* START PROVIDED DATA *

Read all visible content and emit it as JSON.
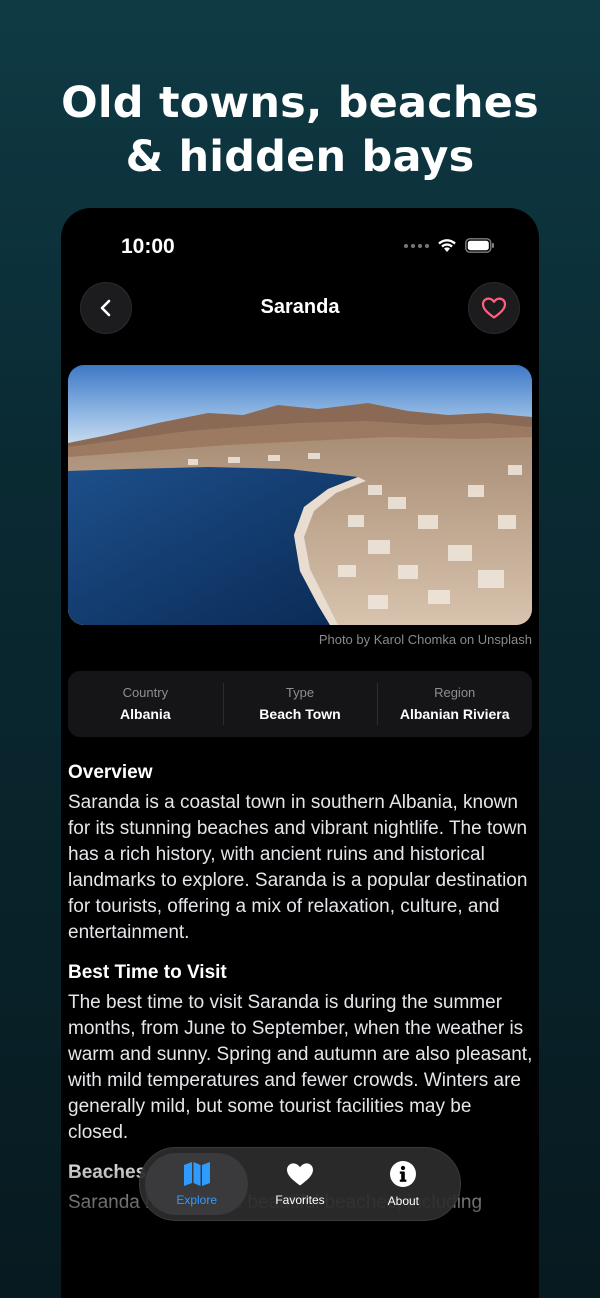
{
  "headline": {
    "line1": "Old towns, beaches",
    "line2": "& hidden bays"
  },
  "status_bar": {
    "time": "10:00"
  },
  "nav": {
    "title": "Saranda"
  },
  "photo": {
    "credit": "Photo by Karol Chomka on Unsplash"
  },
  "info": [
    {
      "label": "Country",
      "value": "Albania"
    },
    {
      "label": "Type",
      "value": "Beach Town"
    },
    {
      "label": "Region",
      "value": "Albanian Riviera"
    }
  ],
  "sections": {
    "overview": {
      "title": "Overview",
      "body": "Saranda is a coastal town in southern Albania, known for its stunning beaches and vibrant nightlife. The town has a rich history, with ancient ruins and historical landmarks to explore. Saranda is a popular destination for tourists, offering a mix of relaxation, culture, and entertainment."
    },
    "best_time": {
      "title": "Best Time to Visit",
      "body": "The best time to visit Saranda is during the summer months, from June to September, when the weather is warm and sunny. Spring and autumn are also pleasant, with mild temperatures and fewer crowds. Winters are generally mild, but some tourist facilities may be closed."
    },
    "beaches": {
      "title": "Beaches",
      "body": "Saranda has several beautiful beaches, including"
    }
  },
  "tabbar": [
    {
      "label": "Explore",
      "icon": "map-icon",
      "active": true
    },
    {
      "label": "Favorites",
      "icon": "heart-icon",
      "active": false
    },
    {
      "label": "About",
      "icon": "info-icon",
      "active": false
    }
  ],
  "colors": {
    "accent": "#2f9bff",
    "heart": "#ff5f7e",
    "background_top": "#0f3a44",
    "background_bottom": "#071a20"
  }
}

* END PROVIDED DATA *
* START PROVIDED DATA *

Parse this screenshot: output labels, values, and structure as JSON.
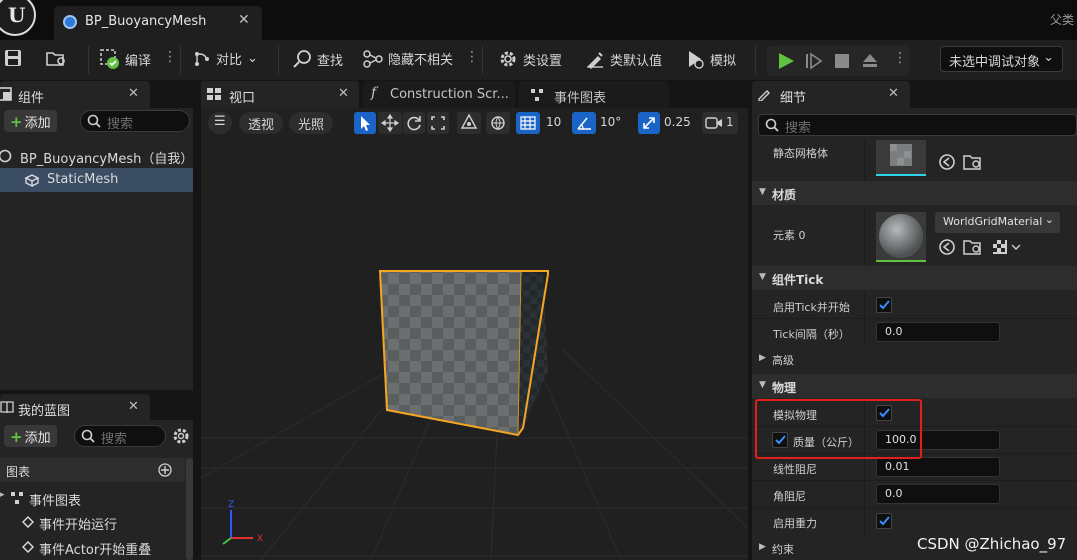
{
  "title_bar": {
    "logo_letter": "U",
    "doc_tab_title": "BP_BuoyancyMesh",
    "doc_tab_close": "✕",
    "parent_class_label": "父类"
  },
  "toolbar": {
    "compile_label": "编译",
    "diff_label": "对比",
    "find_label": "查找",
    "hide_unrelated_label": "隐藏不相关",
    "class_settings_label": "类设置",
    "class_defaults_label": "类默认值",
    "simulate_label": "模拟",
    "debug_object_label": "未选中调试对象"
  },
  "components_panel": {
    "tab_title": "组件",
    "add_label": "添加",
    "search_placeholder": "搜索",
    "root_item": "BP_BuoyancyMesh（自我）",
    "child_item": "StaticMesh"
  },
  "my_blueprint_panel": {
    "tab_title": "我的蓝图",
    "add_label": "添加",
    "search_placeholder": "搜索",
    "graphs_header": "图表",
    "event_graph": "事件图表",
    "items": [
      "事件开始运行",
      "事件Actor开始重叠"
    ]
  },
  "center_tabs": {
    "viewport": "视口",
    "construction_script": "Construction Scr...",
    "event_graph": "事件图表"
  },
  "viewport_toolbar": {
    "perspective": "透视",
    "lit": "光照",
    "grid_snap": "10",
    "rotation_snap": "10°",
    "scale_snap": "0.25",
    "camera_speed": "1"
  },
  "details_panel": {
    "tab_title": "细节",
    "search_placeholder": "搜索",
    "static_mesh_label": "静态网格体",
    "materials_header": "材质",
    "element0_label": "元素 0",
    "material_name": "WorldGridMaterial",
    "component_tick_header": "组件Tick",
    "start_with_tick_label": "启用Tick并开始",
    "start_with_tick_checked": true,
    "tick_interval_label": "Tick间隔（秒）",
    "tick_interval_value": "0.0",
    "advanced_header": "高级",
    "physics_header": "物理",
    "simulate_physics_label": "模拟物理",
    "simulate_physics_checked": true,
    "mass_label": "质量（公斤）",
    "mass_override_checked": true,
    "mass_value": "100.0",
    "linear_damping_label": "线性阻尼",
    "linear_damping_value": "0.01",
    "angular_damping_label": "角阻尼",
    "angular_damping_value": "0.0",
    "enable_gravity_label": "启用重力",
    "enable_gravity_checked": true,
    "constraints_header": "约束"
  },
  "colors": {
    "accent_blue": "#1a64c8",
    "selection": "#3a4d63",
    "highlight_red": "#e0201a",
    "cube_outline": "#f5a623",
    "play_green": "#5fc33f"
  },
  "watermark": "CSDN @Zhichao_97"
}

* END PROVIDED DATA *

WHAT YOU HAVE TO DO:
Extract all lines of the records above that include "true".

EXPECTED ANSWER:
      "active": true
    "start_with_tick_checked": true,
    "simulate_physics_checked": true,
    "mass_override_checked": true,
    "enable_gravity_checked": true,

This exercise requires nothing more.